■ MATERIAL SUPPLIED:
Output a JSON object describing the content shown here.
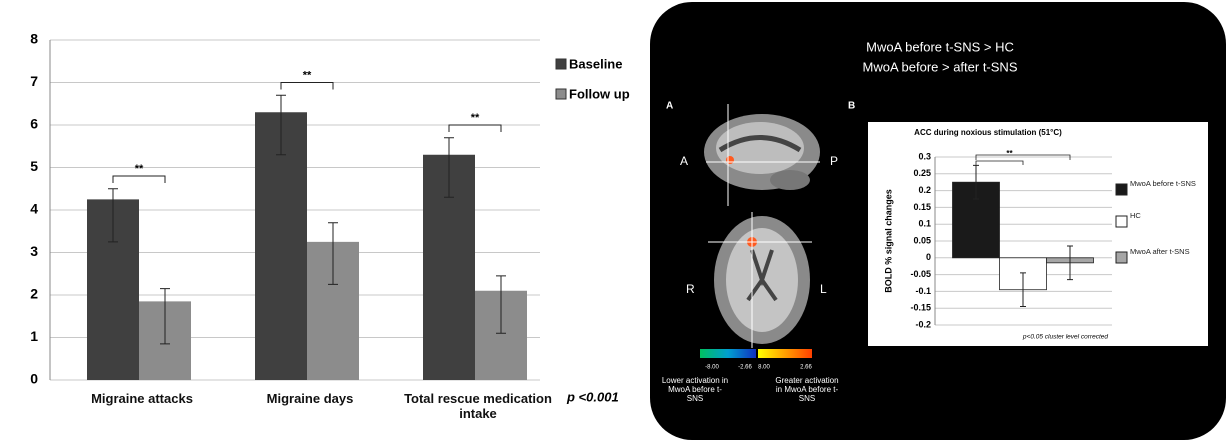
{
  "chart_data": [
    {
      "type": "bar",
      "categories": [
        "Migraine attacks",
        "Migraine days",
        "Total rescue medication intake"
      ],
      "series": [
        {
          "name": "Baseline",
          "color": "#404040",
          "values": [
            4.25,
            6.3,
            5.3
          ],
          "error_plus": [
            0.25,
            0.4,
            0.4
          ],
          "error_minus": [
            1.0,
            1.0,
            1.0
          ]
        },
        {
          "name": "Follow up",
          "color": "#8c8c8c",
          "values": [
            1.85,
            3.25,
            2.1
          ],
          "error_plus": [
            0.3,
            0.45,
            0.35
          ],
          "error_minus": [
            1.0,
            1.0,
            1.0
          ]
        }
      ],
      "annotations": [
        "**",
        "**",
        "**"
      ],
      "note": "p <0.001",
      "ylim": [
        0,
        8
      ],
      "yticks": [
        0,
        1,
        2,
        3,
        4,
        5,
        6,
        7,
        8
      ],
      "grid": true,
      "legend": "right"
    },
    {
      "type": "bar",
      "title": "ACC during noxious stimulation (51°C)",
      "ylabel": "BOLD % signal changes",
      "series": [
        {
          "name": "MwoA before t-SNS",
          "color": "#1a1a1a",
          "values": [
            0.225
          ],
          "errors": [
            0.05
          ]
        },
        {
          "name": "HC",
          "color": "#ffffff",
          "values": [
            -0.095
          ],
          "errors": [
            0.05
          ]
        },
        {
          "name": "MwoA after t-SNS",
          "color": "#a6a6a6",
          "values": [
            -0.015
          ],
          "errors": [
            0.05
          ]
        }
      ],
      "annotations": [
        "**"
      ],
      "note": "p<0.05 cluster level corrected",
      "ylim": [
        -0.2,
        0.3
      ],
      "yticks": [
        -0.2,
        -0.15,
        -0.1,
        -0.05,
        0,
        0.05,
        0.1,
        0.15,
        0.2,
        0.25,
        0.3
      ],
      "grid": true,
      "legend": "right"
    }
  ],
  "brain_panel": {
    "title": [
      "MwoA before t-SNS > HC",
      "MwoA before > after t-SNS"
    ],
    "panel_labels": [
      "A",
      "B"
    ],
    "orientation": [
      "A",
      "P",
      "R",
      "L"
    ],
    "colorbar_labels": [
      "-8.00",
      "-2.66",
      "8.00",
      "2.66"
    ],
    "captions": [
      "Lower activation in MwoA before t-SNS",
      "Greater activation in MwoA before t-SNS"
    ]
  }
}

■ OBJECTIVE: Copy out all the data without changing anything, and drop the pictures.

■ CORRECT RESPONSE:
Output a JSON object describing the content shown here.
{
  "chart_data": [
    {
      "type": "bar",
      "categories": [
        "Migraine attacks",
        "Migraine days",
        "Total rescue medication intake"
      ],
      "series": [
        {
          "name": "Baseline",
          "color": "#404040",
          "values": [
            4.25,
            6.3,
            5.3
          ],
          "error_plus": [
            0.25,
            0.4,
            0.4
          ],
          "error_minus": [
            1.0,
            1.0,
            1.0
          ]
        },
        {
          "name": "Follow up",
          "color": "#8c8c8c",
          "values": [
            1.85,
            3.25,
            2.1
          ],
          "error_plus": [
            0.3,
            0.45,
            0.35
          ],
          "error_minus": [
            1.0,
            1.0,
            1.0
          ]
        }
      ],
      "annotations": [
        "**",
        "**",
        "**"
      ],
      "note": "p <0.001",
      "ylim": [
        0,
        8
      ],
      "yticks": [
        0,
        1,
        2,
        3,
        4,
        5,
        6,
        7,
        8
      ],
      "grid": true,
      "legend": "right"
    },
    {
      "type": "bar",
      "title": "ACC during noxious stimulation (51°C)",
      "ylabel": "BOLD % signal changes",
      "series": [
        {
          "name": "MwoA before t-SNS",
          "color": "#1a1a1a",
          "values": [
            0.225
          ],
          "errors": [
            0.05
          ]
        },
        {
          "name": "HC",
          "color": "#ffffff",
          "values": [
            -0.095
          ],
          "errors": [
            0.05
          ]
        },
        {
          "name": "MwoA after t-SNS",
          "color": "#a6a6a6",
          "values": [
            -0.015
          ],
          "errors": [
            0.05
          ]
        }
      ],
      "annotations": [
        "**"
      ],
      "note": "p<0.05 cluster level corrected",
      "ylim": [
        -0.2,
        0.3
      ],
      "yticks": [
        -0.2,
        -0.15,
        -0.1,
        -0.05,
        0,
        0.05,
        0.1,
        0.15,
        0.2,
        0.25,
        0.3
      ],
      "grid": true,
      "legend": "right"
    }
  ],
  "brain_panel": {
    "title": [
      "MwoA before t-SNS > HC",
      "MwoA before > after t-SNS"
    ],
    "panel_labels": [
      "A",
      "B"
    ],
    "orientation": [
      "A",
      "P",
      "R",
      "L"
    ],
    "colorbar_labels": [
      "-8.00",
      "-2.66",
      "8.00",
      "2.66"
    ],
    "captions": [
      "Lower activation in MwoA before t-SNS",
      "Greater activation in MwoA before t-SNS"
    ]
  }
}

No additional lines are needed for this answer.